Your goal: Identify the lines that include the word "real", then copy all of them.
── Material ──
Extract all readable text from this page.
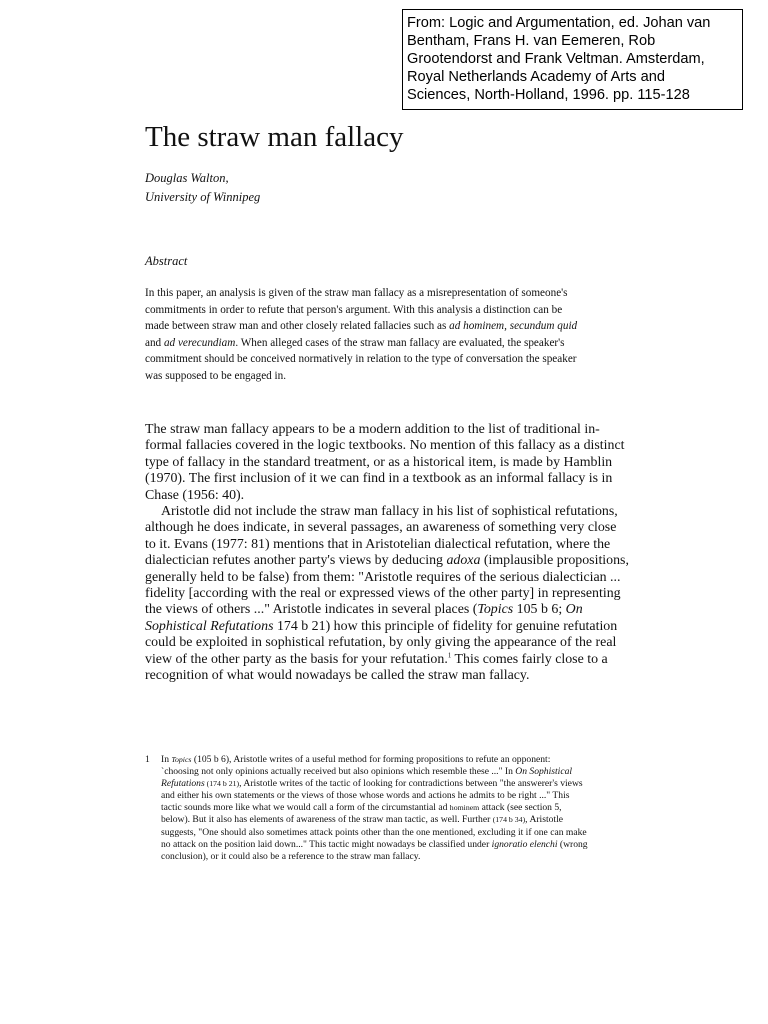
From: Logic and Argumentation, ed. Johan van
Bentham, Frans H. van Eemeren, Rob
Grootendorst and Frank Veltman. Amsterdam,
Royal Netherlands Academy of Arts and
Sciences, North-Holland, 1996. pp. 115-128
The straw man fallacy
Douglas Walton,
University of Winnipeg
Abstract
In this paper, an analysis is given of the straw man fallacy as a misrepresentation of someone's
commitments in order to refute that person's argument. With this analysis a distinction can be
made between straw man and other closely related fallacies such as ad hominem, secundum quid
and ad verecundiam. When alleged cases of the straw man fallacy are evaluated, the speaker's
commitment should be conceived normatively in relation to the type of conversation the speaker
was supposed to be engaged in.
The straw man fallacy appears to be a modern addition to the list of traditional in-
formal fallacies covered in the logic textbooks. No mention of this fallacy as a distinct
type of fallacy in the standard treatment, or as a historical item, is made by Hamblin
(1970). The first inclusion of it we can find in a textbook as an informal fallacy is in
Chase (1956: 40).
Aristotle did not include the straw man fallacy in his list of sophistical refutations,
although he does indicate, in several passages, an awareness of something very close
to it. Evans (1977: 81) mentions that in Aristotelian dialectical refutation, where the
dialectician refutes another party's views by deducing adoxa (implausible propositions,
generally held to be false) from them: "Aristotle requires of the serious dialectician ...
fidelity [according with the real or expressed views of the other party] in representing
the views of others ..." Aristotle indicates in several places (Topics 105 b 6; On
Sophistical Refutations 174 b 21) how this principle of fidelity for genuine refutation
could be exploited in sophistical refutation, by only giving the appearance of the real
view of the other party as the basis for your refutation.$^1$ This comes fairly close to a
recognition of what would nowadays be called the straw man fallacy.
1 In Topics (105 b 6), Aristotle writes of a useful method for forming propositions to refute an opponent:
`choosing not only opinions actually received but also opinions which resemble these ..." In On Sophistical
Refutations (174 b 21), Aristotle writes of the tactic of looking for contradictions between "the answerer's views
and either his own statements or the views of those whose words and actions he admits to be right ..." This
tactic sounds more like what we would call a form of the circumstantial ad hominem attack (see section 5,
below). But it also has elements of awareness of the straw man tactic, as well. Further (174 b 34), Aristotle
suggests, "One should also sometimes attack points other than the one mentioned, excluding it if one can make
no attack on the position laid down..." This tactic might nowadays be classified under ignoratio elenchi (wrong
conclusion), or it could also be a reference to the straw man fallacy.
───
Answer for this exercise:
fidelity [according with the real or expressed views of the other party] in representing
could be exploited in sophistical refutation, by only giving the appearance of the real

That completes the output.